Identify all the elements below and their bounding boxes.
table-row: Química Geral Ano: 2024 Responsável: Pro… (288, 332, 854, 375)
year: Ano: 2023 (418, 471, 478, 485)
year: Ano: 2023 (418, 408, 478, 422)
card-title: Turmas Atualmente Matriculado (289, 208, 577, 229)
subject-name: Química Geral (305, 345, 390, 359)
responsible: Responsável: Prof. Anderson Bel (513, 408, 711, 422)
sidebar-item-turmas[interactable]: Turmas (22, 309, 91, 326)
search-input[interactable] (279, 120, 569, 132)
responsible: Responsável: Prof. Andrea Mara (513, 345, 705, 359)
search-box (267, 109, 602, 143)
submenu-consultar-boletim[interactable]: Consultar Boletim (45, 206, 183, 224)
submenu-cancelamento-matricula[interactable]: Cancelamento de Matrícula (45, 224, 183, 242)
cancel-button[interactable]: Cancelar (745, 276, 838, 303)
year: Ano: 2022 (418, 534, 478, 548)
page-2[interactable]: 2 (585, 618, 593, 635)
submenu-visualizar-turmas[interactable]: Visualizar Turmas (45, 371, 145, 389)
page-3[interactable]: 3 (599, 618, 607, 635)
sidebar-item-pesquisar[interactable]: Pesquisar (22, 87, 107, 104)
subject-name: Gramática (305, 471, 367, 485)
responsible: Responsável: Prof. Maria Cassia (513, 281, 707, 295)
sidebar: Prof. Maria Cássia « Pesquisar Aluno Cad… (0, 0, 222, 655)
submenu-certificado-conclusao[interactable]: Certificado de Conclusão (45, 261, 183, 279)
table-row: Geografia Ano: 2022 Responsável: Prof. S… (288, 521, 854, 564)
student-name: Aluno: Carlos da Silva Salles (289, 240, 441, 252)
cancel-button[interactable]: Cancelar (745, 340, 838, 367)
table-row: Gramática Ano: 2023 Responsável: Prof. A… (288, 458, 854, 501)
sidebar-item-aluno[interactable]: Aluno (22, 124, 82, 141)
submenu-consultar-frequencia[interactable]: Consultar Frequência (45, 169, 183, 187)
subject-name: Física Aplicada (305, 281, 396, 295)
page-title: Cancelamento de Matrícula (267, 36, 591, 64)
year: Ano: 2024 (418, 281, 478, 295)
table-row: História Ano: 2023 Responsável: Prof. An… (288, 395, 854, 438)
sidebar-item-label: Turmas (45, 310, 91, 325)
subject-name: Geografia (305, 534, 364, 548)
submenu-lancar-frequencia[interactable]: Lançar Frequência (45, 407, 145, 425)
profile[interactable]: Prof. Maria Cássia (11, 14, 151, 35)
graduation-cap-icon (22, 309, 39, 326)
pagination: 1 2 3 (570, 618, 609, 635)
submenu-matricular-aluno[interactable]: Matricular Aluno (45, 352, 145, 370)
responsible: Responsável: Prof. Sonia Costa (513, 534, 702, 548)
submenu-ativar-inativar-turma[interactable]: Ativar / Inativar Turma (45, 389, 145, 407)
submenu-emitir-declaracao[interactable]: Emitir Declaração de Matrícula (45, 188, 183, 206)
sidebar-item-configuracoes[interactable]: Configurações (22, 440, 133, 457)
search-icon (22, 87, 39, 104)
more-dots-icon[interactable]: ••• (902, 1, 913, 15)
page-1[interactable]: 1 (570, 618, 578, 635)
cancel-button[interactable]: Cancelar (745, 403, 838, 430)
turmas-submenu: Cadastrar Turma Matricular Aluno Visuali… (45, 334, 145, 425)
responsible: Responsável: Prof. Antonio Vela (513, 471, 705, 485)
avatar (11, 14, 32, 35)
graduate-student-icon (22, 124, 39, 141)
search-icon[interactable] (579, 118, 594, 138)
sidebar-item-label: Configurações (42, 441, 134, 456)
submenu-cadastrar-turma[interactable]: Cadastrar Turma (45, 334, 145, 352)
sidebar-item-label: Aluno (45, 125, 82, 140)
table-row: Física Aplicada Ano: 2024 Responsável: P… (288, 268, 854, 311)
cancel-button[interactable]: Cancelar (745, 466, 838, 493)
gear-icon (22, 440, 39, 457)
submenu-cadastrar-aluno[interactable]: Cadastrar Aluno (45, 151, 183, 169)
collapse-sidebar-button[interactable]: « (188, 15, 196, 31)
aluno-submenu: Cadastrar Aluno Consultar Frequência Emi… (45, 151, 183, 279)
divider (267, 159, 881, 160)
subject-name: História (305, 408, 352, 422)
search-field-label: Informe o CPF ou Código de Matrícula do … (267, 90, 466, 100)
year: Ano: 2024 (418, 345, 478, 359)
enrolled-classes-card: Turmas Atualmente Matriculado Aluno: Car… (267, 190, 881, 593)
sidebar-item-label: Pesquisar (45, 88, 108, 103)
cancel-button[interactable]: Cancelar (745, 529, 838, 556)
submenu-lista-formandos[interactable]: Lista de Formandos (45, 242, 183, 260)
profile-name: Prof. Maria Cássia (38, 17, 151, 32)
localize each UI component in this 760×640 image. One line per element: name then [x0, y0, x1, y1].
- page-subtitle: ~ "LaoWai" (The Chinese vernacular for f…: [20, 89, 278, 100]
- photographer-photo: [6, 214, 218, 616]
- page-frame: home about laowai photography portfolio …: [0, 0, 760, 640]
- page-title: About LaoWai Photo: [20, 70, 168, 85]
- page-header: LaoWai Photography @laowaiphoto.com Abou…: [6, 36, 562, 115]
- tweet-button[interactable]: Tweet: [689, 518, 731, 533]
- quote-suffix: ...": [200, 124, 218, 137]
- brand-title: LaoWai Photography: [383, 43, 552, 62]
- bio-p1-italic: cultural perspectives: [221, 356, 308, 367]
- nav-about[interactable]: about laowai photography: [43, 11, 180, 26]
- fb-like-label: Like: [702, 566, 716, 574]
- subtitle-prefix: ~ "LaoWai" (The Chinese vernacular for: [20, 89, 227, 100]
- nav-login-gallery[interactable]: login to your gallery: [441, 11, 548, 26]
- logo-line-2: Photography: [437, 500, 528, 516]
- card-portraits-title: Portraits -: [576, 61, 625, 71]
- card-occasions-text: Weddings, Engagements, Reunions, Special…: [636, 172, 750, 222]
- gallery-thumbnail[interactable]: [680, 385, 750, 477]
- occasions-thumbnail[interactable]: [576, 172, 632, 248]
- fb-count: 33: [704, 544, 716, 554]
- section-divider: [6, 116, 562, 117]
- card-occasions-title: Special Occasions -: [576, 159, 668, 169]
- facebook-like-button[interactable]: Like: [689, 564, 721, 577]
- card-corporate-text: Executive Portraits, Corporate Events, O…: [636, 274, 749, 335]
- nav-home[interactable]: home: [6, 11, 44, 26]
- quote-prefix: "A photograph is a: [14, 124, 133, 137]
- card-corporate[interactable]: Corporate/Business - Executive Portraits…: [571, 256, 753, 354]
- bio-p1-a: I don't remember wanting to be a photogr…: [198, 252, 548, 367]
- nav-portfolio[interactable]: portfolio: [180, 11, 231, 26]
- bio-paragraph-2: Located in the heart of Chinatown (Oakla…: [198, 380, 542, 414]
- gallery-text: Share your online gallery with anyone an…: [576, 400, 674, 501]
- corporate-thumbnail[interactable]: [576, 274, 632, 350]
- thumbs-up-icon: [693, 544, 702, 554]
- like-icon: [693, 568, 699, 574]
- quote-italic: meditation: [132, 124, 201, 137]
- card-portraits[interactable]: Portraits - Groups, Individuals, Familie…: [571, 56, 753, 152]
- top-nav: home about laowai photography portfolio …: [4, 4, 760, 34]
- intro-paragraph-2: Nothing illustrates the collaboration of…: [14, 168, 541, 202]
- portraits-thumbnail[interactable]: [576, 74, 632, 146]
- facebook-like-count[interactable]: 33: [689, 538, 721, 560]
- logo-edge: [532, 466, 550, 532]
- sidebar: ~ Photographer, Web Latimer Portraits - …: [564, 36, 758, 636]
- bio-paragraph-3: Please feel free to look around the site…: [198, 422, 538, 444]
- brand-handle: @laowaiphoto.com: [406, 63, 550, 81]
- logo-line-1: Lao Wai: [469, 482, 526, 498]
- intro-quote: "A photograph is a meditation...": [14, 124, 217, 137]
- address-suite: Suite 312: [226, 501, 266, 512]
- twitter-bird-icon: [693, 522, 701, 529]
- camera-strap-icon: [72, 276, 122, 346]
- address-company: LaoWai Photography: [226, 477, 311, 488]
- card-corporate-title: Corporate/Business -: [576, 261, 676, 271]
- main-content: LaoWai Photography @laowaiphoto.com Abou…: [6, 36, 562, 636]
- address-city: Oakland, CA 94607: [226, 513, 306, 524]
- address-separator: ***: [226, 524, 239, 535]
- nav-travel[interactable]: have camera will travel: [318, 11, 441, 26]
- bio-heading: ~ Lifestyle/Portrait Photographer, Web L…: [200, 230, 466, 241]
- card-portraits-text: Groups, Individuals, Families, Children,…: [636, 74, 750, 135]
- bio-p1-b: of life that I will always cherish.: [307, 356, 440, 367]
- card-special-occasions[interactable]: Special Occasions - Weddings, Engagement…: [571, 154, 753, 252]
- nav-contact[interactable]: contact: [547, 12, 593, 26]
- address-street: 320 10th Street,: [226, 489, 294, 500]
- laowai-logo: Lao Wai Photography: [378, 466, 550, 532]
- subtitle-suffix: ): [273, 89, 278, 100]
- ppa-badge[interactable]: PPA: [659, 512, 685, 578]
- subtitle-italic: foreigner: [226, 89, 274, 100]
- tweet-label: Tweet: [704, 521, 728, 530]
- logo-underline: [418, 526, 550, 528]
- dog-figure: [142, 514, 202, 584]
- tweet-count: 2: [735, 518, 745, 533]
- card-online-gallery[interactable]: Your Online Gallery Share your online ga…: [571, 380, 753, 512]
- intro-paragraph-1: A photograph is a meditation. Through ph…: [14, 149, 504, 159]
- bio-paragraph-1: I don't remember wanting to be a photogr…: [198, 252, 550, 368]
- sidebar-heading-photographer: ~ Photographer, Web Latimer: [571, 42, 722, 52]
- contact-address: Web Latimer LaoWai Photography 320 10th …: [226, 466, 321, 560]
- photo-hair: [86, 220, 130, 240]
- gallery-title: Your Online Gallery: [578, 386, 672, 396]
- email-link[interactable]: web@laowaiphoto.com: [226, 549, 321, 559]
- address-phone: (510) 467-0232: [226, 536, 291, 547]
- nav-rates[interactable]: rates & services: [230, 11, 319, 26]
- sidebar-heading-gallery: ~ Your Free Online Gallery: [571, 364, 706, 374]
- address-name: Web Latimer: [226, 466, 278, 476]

TASK TO COMPLETE:
Write out every line of the listing, unchanged, from its first line through the line containing "sidebar-item-aluno[interactable]: Aluno (22, 124, 82, 141)", including both of those lines.

SOLUTION FOR THIS TASK:
Identify all the elements below and their bounding boxes.
table-row: Química Geral Ano: 2024 Responsável: Pro… (288, 332, 854, 375)
year: Ano: 2023 (418, 471, 478, 485)
year: Ano: 2023 (418, 408, 478, 422)
card-title: Turmas Atualmente Matriculado (289, 208, 577, 229)
subject-name: Química Geral (305, 345, 390, 359)
responsible: Responsável: Prof. Anderson Bel (513, 408, 711, 422)
sidebar-item-turmas[interactable]: Turmas (22, 309, 91, 326)
search-input[interactable] (279, 120, 569, 132)
responsible: Responsável: Prof. Andrea Mara (513, 345, 705, 359)
search-box (267, 109, 602, 143)
submenu-consultar-boletim[interactable]: Consultar Boletim (45, 206, 183, 224)
submenu-cancelamento-matricula[interactable]: Cancelamento de Matrícula (45, 224, 183, 242)
cancel-button[interactable]: Cancelar (745, 276, 838, 303)
year: Ano: 2022 (418, 534, 478, 548)
page-2[interactable]: 2 (585, 618, 593, 635)
submenu-visualizar-turmas[interactable]: Visualizar Turmas (45, 371, 145, 389)
page-3[interactable]: 3 (599, 618, 607, 635)
sidebar-item-pesquisar[interactable]: Pesquisar (22, 87, 107, 104)
subject-name: Gramática (305, 471, 367, 485)
responsible: Responsável: Prof. Maria Cassia (513, 281, 707, 295)
sidebar: Prof. Maria Cássia « Pesquisar Aluno Cad… (0, 0, 222, 655)
submenu-certificado-conclusao[interactable]: Certificado de Conclusão (45, 261, 183, 279)
table-row: Geografia Ano: 2022 Responsável: Prof. S… (288, 521, 854, 564)
student-name: Aluno: Carlos da Silva Salles (289, 240, 441, 252)
cancel-button[interactable]: Cancelar (745, 340, 838, 367)
table-row: Gramática Ano: 2023 Responsável: Prof. A… (288, 458, 854, 501)
sidebar-item-aluno[interactable]: Aluno (22, 124, 82, 141)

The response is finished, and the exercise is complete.